Figure record extracts
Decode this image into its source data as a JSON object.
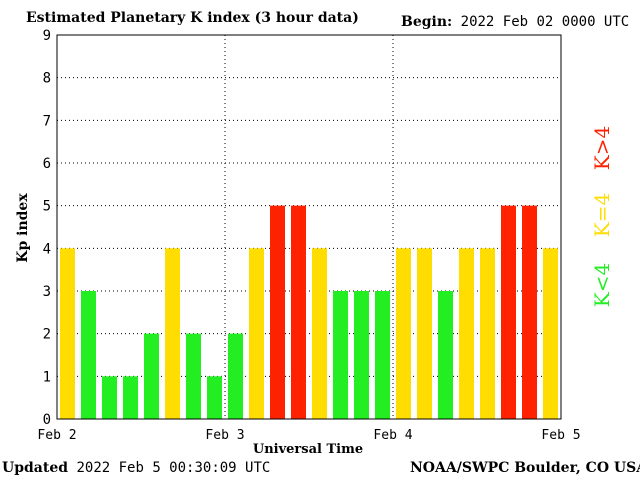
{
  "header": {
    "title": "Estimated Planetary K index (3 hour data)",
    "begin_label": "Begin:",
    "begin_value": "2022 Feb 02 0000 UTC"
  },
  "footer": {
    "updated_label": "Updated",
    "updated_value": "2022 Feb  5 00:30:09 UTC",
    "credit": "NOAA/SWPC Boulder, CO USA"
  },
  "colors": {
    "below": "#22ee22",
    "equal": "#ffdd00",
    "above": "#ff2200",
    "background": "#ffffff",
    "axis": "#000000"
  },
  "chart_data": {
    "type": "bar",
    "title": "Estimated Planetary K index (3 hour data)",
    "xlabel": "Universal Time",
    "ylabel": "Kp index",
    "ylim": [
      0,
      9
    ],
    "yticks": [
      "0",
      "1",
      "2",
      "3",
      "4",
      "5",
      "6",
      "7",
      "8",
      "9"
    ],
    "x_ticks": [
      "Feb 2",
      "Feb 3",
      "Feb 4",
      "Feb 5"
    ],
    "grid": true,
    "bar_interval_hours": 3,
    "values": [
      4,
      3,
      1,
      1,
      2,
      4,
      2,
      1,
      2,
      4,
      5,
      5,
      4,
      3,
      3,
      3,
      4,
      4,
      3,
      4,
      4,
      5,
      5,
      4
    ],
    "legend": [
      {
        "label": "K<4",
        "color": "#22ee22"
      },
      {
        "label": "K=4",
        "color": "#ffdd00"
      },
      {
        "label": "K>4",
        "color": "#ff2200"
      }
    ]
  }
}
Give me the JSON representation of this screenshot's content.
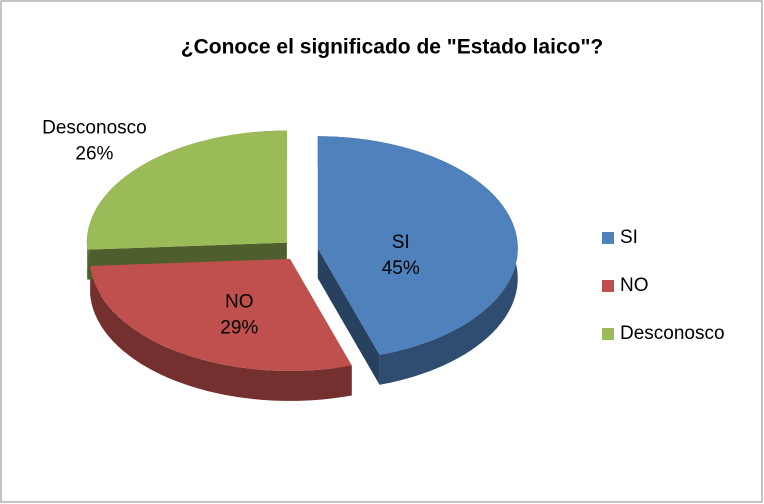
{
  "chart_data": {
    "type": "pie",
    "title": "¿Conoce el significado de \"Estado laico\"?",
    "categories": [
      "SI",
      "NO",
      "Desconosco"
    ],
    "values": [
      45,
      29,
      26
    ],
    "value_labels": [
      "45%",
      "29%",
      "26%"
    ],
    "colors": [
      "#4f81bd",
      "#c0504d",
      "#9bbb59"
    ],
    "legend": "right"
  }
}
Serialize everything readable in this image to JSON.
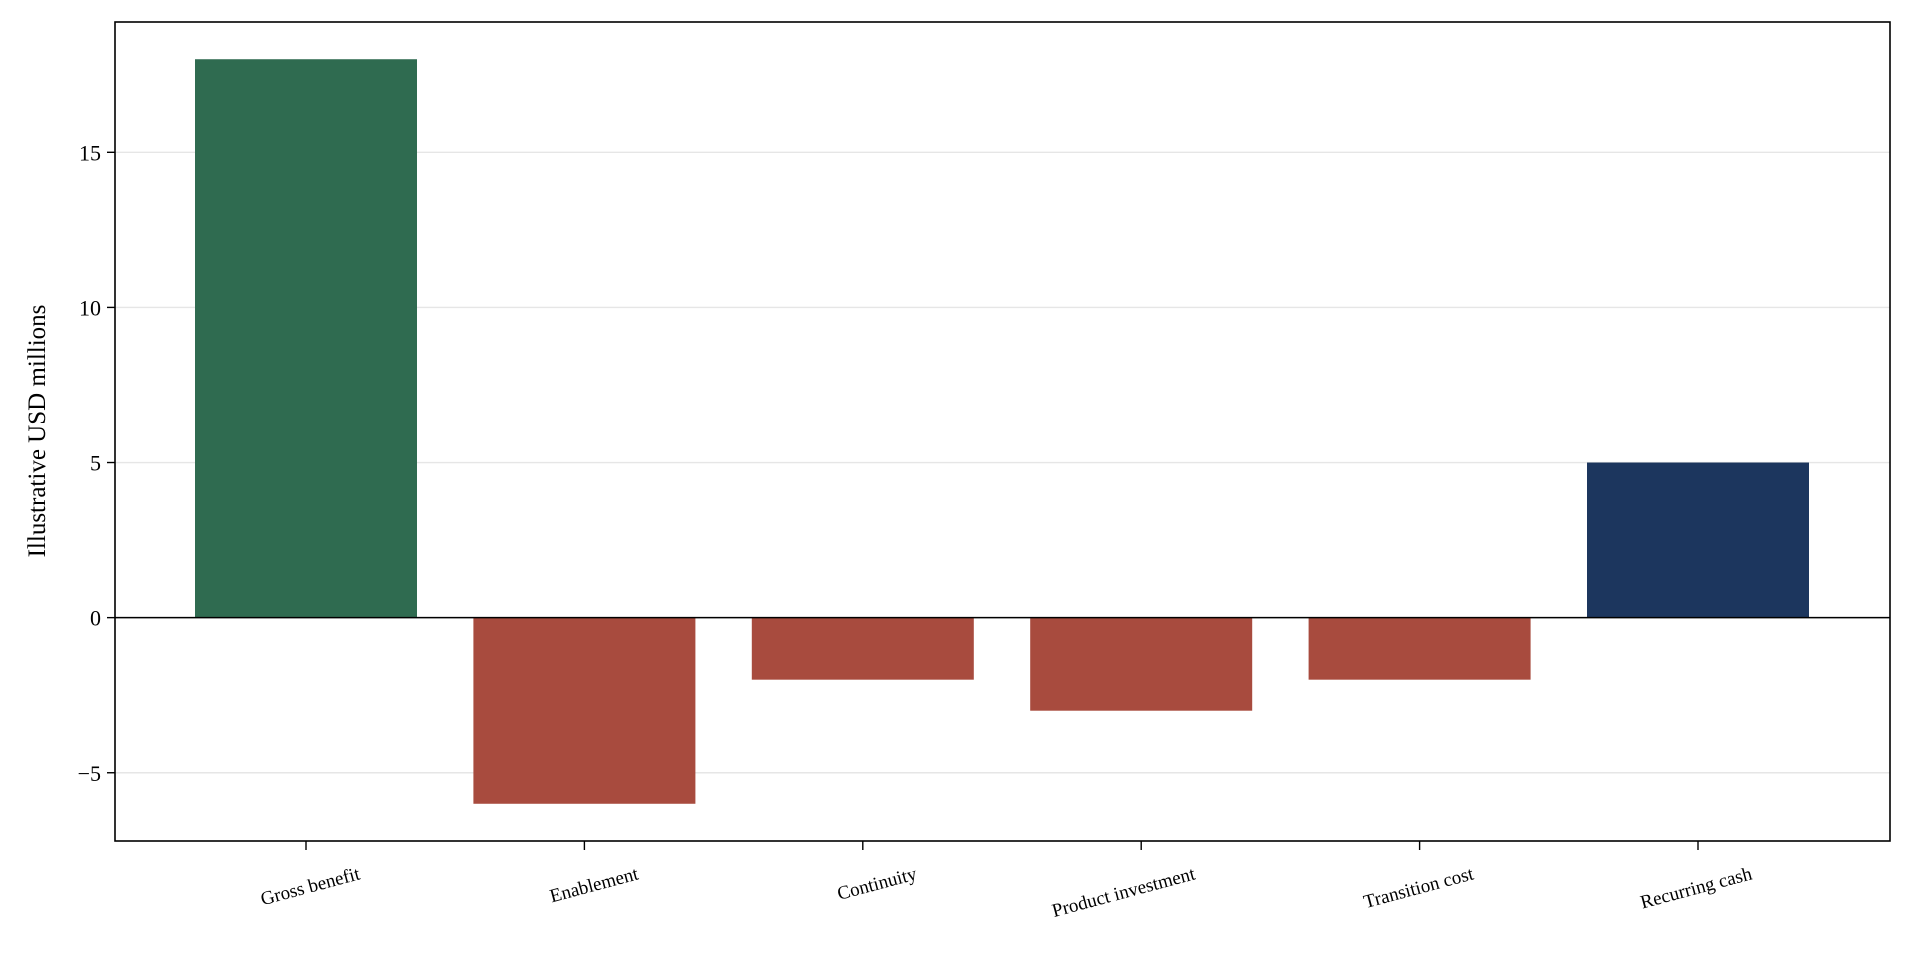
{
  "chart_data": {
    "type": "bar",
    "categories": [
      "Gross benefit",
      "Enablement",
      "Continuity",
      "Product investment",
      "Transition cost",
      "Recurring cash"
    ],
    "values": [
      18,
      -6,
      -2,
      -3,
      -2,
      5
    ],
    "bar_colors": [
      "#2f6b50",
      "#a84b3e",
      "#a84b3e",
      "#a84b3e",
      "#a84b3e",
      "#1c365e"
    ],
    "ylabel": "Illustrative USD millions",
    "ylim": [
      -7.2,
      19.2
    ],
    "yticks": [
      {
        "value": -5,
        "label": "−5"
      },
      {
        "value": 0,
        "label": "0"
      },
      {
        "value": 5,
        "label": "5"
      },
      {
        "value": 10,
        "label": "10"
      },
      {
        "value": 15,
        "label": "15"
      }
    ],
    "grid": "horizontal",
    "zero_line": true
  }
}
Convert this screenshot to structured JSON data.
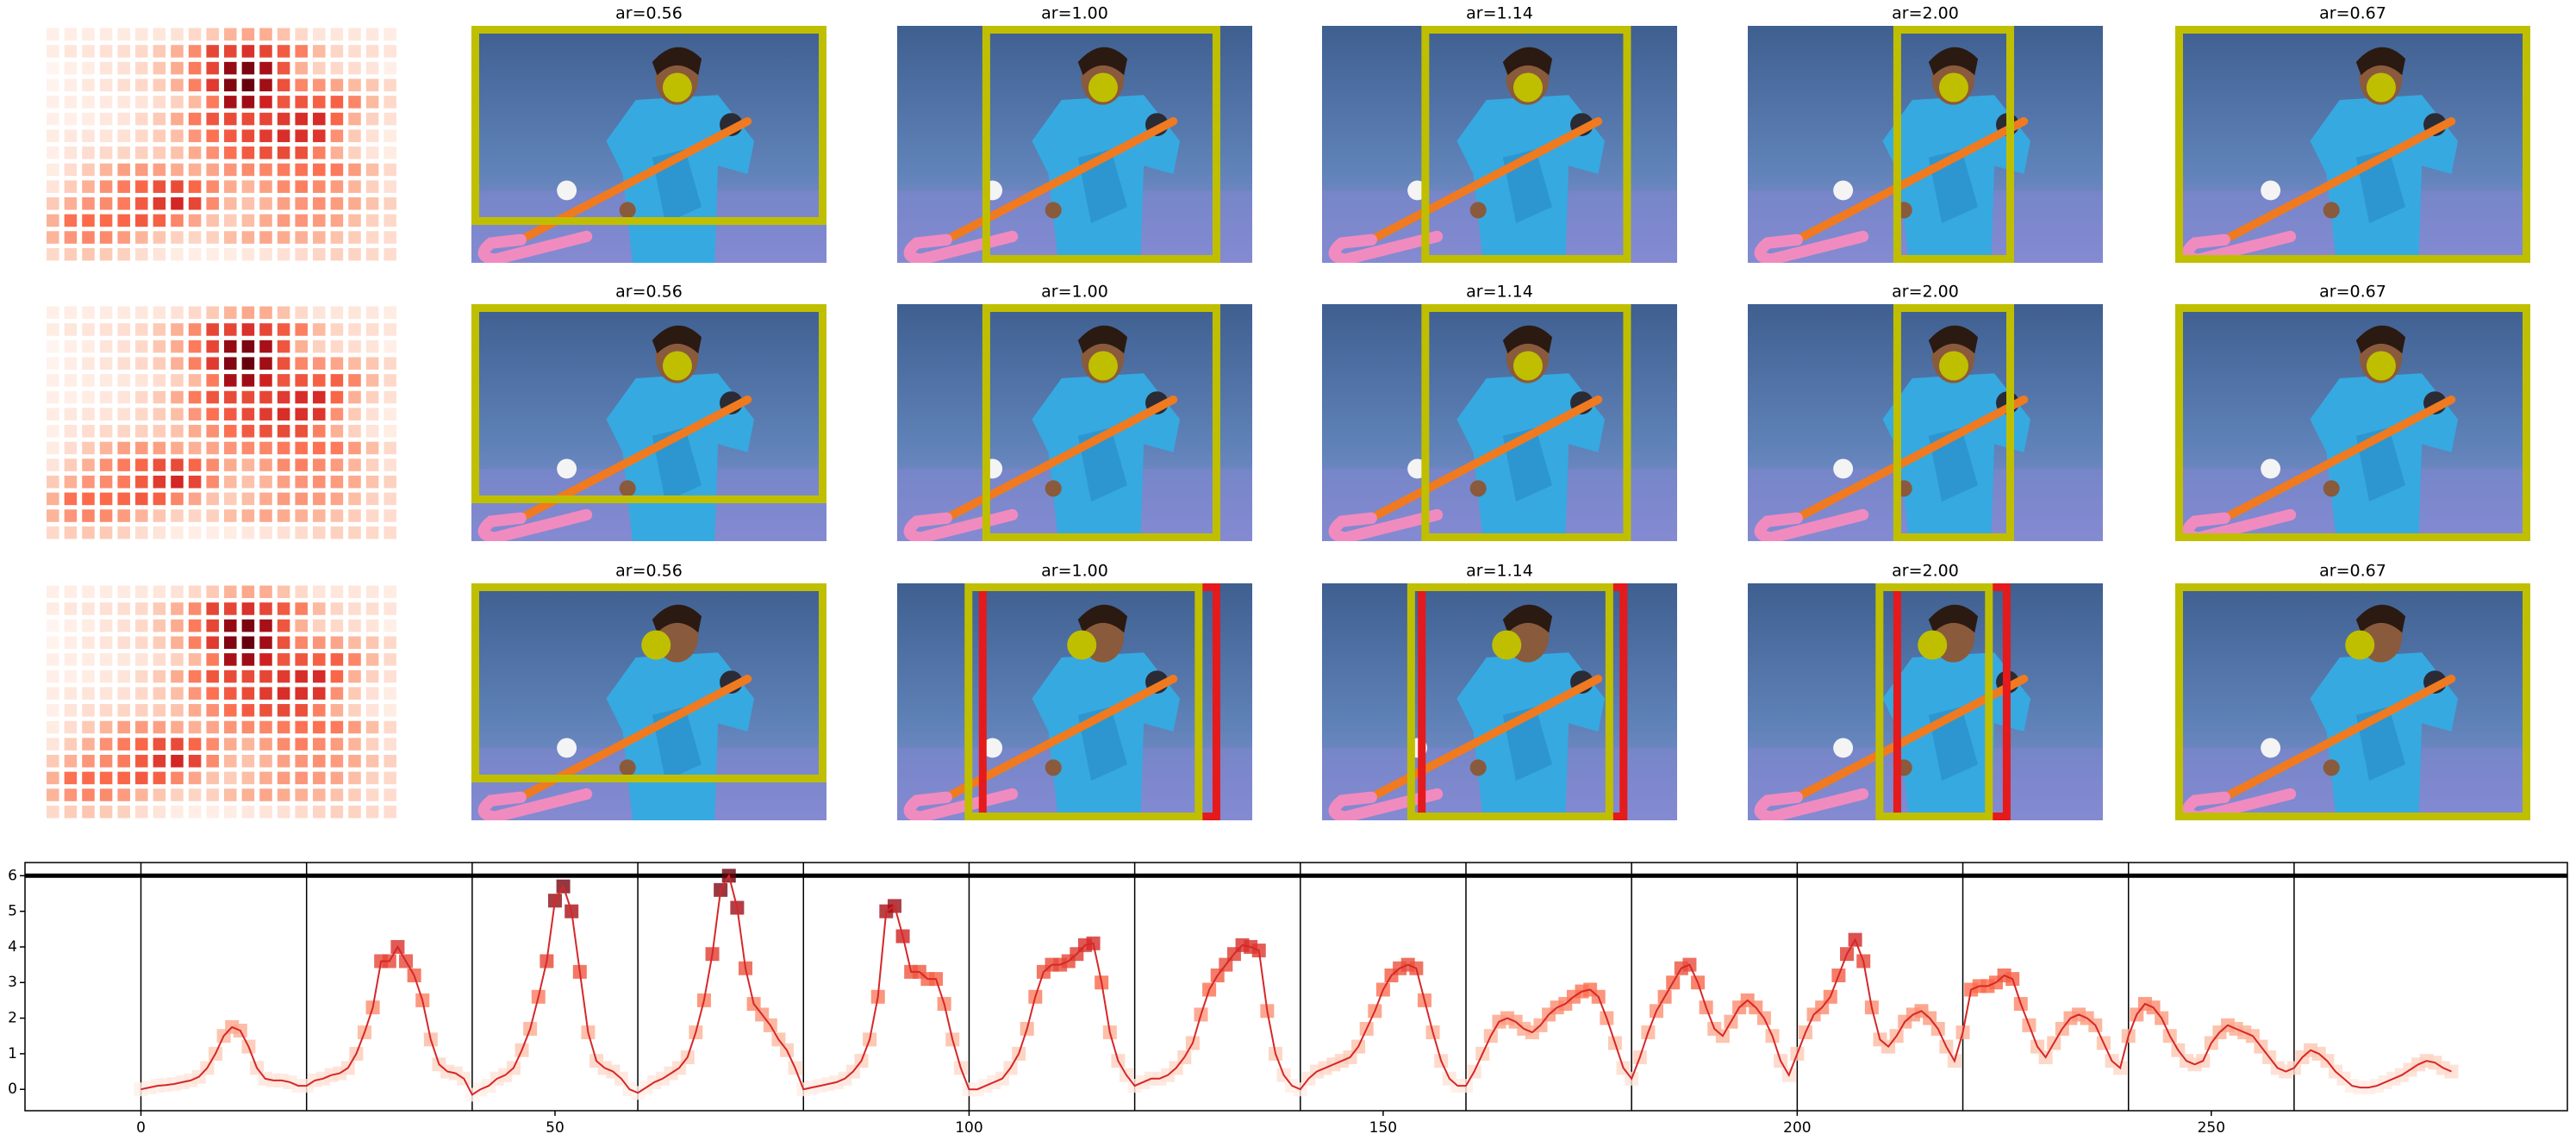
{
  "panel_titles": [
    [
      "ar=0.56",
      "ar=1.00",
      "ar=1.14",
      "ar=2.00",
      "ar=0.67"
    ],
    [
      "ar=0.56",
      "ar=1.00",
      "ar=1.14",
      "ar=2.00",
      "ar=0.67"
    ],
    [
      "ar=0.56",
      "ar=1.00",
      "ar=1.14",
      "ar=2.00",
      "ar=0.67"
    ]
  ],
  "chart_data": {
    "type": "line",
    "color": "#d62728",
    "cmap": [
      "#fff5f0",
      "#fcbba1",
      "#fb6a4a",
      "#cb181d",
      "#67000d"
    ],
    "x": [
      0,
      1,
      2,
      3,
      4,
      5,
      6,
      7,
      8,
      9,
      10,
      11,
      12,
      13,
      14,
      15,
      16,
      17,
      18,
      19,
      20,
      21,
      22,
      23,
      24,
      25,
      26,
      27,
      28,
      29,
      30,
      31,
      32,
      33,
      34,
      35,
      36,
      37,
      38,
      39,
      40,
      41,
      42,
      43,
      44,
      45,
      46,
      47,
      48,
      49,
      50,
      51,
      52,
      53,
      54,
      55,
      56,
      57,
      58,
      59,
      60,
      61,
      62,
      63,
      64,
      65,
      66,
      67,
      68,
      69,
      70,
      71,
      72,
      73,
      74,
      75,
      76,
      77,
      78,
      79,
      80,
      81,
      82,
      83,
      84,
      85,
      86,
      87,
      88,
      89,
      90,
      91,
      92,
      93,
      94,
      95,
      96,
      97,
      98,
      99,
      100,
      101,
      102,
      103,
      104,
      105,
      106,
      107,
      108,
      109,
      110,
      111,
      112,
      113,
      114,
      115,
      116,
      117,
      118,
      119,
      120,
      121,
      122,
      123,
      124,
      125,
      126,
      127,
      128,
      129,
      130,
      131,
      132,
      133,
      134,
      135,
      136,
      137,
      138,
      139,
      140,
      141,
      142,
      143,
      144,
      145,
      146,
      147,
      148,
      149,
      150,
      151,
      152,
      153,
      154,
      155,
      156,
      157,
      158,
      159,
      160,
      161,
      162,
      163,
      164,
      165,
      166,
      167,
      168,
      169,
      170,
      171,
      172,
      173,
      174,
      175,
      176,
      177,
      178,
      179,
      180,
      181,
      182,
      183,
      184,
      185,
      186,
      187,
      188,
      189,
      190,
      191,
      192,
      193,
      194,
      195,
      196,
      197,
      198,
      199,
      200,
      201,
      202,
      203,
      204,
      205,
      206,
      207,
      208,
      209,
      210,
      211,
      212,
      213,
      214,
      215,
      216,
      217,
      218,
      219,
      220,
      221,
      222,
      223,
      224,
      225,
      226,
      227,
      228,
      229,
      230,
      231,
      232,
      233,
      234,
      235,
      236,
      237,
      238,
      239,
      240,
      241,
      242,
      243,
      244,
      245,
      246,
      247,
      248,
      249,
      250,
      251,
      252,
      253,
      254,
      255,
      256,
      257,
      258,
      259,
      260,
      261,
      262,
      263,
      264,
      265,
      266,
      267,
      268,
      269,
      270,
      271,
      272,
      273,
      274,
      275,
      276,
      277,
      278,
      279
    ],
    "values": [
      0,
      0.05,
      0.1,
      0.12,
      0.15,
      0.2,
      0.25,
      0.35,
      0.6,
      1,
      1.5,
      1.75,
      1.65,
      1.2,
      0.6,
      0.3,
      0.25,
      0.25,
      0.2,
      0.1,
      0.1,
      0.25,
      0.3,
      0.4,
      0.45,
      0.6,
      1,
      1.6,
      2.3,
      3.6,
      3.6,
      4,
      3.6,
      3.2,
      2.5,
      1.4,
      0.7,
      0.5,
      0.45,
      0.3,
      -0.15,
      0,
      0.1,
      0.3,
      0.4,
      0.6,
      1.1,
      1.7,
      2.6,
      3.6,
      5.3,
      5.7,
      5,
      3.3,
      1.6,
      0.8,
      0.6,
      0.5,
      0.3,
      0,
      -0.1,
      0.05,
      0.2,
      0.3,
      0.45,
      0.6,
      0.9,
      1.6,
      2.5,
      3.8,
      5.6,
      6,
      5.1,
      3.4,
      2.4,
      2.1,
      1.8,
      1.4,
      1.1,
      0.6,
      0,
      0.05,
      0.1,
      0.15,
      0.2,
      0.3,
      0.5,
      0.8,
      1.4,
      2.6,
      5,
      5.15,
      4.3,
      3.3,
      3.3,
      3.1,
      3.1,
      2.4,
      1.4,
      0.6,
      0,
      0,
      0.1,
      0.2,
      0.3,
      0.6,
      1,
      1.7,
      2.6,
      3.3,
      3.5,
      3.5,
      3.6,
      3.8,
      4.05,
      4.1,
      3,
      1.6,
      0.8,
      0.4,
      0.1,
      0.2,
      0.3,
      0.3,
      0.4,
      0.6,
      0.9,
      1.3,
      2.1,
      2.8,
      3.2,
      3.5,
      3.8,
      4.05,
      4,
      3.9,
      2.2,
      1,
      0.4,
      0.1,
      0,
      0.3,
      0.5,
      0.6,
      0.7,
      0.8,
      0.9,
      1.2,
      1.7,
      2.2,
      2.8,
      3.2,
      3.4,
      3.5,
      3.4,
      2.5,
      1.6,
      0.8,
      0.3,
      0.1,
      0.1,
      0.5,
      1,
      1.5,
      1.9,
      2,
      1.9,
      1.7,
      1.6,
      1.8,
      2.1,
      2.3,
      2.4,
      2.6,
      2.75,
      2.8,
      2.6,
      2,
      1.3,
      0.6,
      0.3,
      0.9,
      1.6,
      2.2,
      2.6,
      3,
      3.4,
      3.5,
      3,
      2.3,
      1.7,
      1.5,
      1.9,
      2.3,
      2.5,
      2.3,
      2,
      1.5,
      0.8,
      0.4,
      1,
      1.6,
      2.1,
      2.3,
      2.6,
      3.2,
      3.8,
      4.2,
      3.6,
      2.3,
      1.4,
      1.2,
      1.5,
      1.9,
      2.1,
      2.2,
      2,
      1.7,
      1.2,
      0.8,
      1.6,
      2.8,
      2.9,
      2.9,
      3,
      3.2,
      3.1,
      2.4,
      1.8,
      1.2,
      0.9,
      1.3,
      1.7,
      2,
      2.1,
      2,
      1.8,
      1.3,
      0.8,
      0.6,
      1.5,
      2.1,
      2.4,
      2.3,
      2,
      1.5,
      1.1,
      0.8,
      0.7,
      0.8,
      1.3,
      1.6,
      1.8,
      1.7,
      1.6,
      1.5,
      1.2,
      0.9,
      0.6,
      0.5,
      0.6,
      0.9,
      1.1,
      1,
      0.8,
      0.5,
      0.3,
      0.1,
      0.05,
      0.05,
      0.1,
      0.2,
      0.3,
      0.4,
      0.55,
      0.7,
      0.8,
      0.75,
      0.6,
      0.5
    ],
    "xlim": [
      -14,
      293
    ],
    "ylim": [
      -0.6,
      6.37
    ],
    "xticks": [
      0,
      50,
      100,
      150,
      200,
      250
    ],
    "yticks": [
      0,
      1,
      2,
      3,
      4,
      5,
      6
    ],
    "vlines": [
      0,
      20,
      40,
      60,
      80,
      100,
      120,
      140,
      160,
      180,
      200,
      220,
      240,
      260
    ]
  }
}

### Request
Copy out all lines that carry the word "JSON".

### Finished task
Decode this image into its source data as a JSON object.
Give me the JSON representation of this screenshot's content.
Serialize everything readable in this image to JSON.
Convert this screenshot to structured JSON data.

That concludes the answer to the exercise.